- Given problem
Please list all lines of the material below in which the string "Egyszeri" occurs.

━━ Data supplied

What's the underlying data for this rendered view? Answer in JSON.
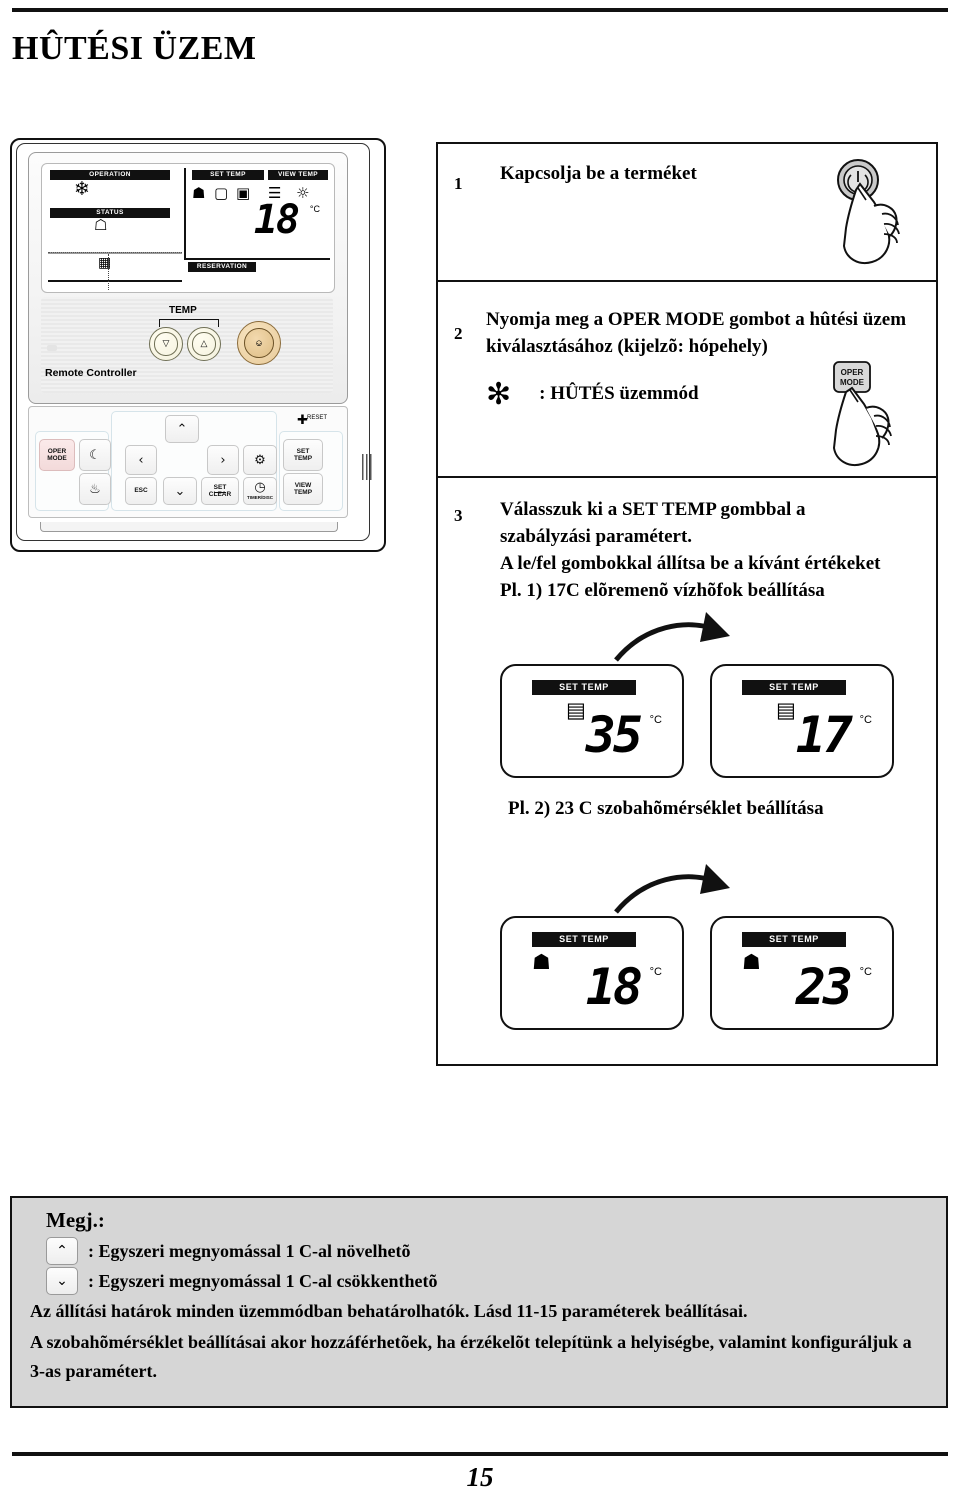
{
  "document": {
    "title": "HÛTÉSI ÜZEM",
    "page_number": "15"
  },
  "remote_controller": {
    "name_label": "Remote Controller",
    "lcd": {
      "tag_operation": "OPERATION",
      "tag_status": "STATUS",
      "tag_set_temp": "SET TEMP",
      "tag_view_temp": "VIEW TEMP",
      "tag_reservation": "RESERVATION",
      "operation_icon": "snowflake-icon",
      "status_icon": "house-power-icon",
      "schedule_icon": "calendar-icon",
      "temp_icons": [
        "house-thermometer-icon",
        "water-in-thermometer-icon",
        "water-out-thermometer-icon",
        "flow-thermometer-icon",
        "outdoor-thermometer-icon"
      ],
      "temp_value": "18",
      "temp_unit": "°C"
    },
    "controls": {
      "temp_label": "TEMP",
      "temp_down_icon": "triangle-down-icon",
      "temp_up_icon": "triangle-up-icon",
      "power_icon": "power-icon"
    },
    "keypad": [
      {
        "name": "oper-mode",
        "label": "OPER\nMODE",
        "type": "text"
      },
      {
        "name": "night-mode",
        "label": "moon-icon",
        "type": "icon",
        "glyph": "☾"
      },
      {
        "name": "shower-mode",
        "label": "shower-icon",
        "type": "icon",
        "glyph": "♨"
      },
      {
        "name": "nav-up",
        "label": "chevron-up-icon",
        "type": "icon",
        "glyph": "⌃"
      },
      {
        "name": "nav-left",
        "label": "chevron-left-icon",
        "type": "icon",
        "glyph": "‹"
      },
      {
        "name": "nav-right",
        "label": "chevron-right-icon",
        "type": "icon",
        "glyph": "›"
      },
      {
        "name": "settings",
        "label": "gear-icon",
        "type": "icon",
        "glyph": "✲"
      },
      {
        "name": "esc",
        "label": "ESC",
        "type": "text"
      },
      {
        "name": "nav-down",
        "label": "chevron-down-icon",
        "type": "icon",
        "glyph": "⌄"
      },
      {
        "name": "set-clear",
        "label": "SET / CLEAR",
        "type": "text"
      },
      {
        "name": "timer",
        "label": "TIMER/DISC",
        "type": "icon",
        "glyph": "◷"
      },
      {
        "name": "set-temp",
        "label": "SET\nTEMP",
        "type": "text"
      },
      {
        "name": "view-temp",
        "label": "VIEW\nTEMP",
        "type": "text"
      }
    ],
    "keypad_labels": {
      "oper_mode_line1": "OPER",
      "oper_mode_line2": "MODE",
      "esc": "ESC",
      "set": "SET",
      "clear": "CLEAR",
      "timer_sub": "TIMER/DISC",
      "set_temp_line1": "SET",
      "set_temp_line2": "TEMP",
      "view_temp_line1": "VIEW",
      "view_temp_line2": "TEMP",
      "reset": "RESET"
    }
  },
  "steps": [
    {
      "number": "1",
      "text": "Kapcsolja be a terméket",
      "illustration": "power-button-press-icon"
    },
    {
      "number": "2",
      "text": "Nyomja meg a OPER MODE gombot a hûtési üzem kiválasztásához (kijelzõ: hópehely)",
      "mode_note": ": HÛTÉS üzemmód",
      "mode_icon": "snowflake-icon",
      "illustration": "oper-mode-button-press-icon",
      "button_label_line1": "OPER",
      "button_label_line2": "MODE"
    },
    {
      "number": "3",
      "text_line1": "Válasszuk ki a SET TEMP gombbal a",
      "text_line2": "szabályzási paramétert.",
      "text_line3": "A le/fel gombokkal állítsa be a kívánt értékeket",
      "text_line4": "Pl. 1) 17C elõremenõ vízhõfok beállítása",
      "example2_caption": "Pl. 2) 23 C szobahõmérséklet beállítása"
    }
  ],
  "examples": [
    {
      "id": "example-1",
      "icon": "water-outlet-thermometer-icon",
      "before": {
        "tag": "SET TEMP",
        "value": "35",
        "unit": "°C"
      },
      "after": {
        "tag": "SET TEMP",
        "value": "17",
        "unit": "°C"
      }
    },
    {
      "id": "example-2",
      "icon": "house-thermometer-icon",
      "before": {
        "tag": "SET TEMP",
        "value": "18",
        "unit": "°C"
      },
      "after": {
        "tag": "SET TEMP",
        "value": "23",
        "unit": "°C"
      }
    }
  ],
  "notes": {
    "title": "Megj.:",
    "items": [
      {
        "icon": "chevron-up-icon",
        "text": ": Egyszeri megnyomással 1 C-al növelhetõ"
      },
      {
        "icon": "chevron-down-icon",
        "text": ": Egyszeri megnyomással 1 C-al csökkenthetõ"
      }
    ],
    "paragraph1": "Az állítási határok minden üzemmódban behatárolhatók. Lásd 11-15 paraméterek beállításai.",
    "paragraph2": "A szobahõmérséklet beállításai akor hozzáférhetõek, ha érzékelõt telepítünk a helyiségbe, valamint konfiguráljuk a 3-as paramétert."
  },
  "colors": {
    "ink": "#111111",
    "notes_background": "#d6d6d6",
    "power_button": "#e8cb9b",
    "oper_mode_button": "#f3dada"
  }
}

━━━━

- Correct response
        "text": ": Egyszeri megnyomással 1 C-al növelhetõ"
        "text": ": Egyszeri megnyomással 1 C-al csökkenthetõ"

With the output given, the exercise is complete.